■ Instructions to follow: Go through the listing below and gather every line with the word "color".

■ Excerpted records:
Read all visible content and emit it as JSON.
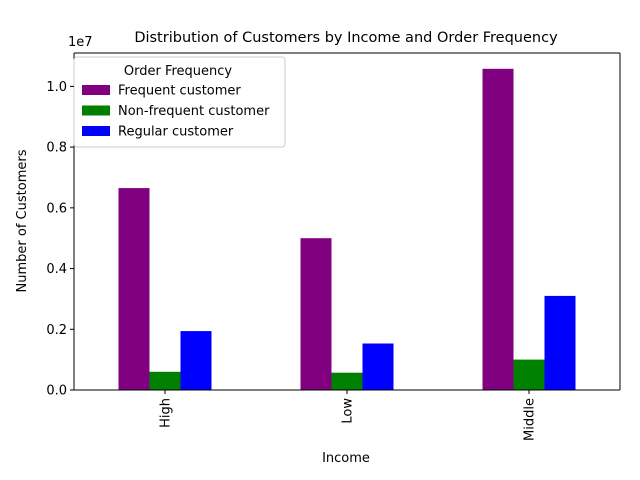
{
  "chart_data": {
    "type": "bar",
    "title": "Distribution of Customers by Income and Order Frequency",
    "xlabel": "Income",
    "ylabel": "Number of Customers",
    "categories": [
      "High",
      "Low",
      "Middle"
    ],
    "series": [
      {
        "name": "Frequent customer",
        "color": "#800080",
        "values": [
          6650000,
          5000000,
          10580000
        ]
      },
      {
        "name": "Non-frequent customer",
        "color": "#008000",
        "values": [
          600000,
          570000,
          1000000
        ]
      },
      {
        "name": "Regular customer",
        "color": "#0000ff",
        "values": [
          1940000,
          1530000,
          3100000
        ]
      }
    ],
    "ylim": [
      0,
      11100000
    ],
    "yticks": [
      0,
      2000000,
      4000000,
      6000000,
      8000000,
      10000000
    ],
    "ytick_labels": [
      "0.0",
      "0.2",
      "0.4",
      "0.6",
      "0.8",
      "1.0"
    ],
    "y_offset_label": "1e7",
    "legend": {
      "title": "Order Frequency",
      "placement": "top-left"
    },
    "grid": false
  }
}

* * *

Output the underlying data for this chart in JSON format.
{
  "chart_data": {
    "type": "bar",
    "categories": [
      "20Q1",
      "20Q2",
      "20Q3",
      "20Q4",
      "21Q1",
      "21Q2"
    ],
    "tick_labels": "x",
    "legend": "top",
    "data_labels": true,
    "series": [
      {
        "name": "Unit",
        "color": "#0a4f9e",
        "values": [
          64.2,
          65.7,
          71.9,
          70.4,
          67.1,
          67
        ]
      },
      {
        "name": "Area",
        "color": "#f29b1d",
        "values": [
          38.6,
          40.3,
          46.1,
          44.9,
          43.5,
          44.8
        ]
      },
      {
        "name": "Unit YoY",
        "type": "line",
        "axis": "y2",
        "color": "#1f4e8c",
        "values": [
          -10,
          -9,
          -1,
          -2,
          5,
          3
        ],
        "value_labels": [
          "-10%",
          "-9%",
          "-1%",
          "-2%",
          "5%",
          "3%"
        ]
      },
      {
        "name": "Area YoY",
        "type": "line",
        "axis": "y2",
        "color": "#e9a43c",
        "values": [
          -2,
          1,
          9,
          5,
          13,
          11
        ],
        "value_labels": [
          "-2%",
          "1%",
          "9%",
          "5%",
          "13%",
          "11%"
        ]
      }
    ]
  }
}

* * *

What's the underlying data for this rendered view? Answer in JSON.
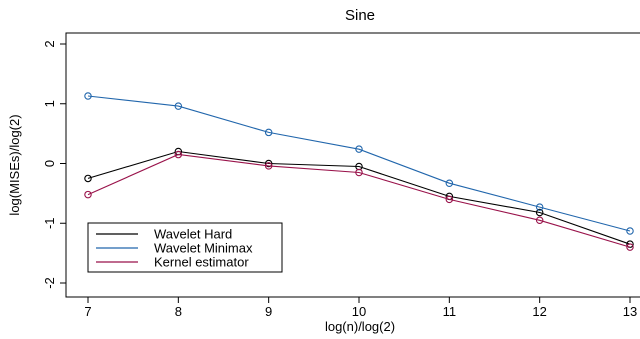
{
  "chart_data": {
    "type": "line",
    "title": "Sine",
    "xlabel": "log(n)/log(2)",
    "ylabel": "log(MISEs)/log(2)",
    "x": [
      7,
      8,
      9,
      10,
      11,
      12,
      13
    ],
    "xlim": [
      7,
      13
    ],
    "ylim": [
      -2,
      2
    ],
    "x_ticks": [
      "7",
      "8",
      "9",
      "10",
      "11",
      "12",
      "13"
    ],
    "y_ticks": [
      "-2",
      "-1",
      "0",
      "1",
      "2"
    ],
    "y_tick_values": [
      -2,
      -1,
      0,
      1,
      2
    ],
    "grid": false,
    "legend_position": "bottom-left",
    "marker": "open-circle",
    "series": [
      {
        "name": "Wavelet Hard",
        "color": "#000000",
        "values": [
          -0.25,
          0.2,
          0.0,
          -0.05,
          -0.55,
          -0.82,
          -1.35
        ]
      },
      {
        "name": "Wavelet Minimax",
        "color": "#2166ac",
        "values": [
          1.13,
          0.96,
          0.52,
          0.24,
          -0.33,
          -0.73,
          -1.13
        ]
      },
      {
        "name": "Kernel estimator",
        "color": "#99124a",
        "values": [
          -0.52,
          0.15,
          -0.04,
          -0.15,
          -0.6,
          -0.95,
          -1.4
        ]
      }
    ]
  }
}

■ Written answer:
        "color": "#800080",
        "color": "#008000",
        "color": "#0000ff",
        "color": "#0a4f9e",
        "color": "#f29b1d",
        "color": "#1f4e8c",
        "color": "#e9a43c",
        "color": "#000000",
        "color": "#2166ac",
        "color": "#99124a",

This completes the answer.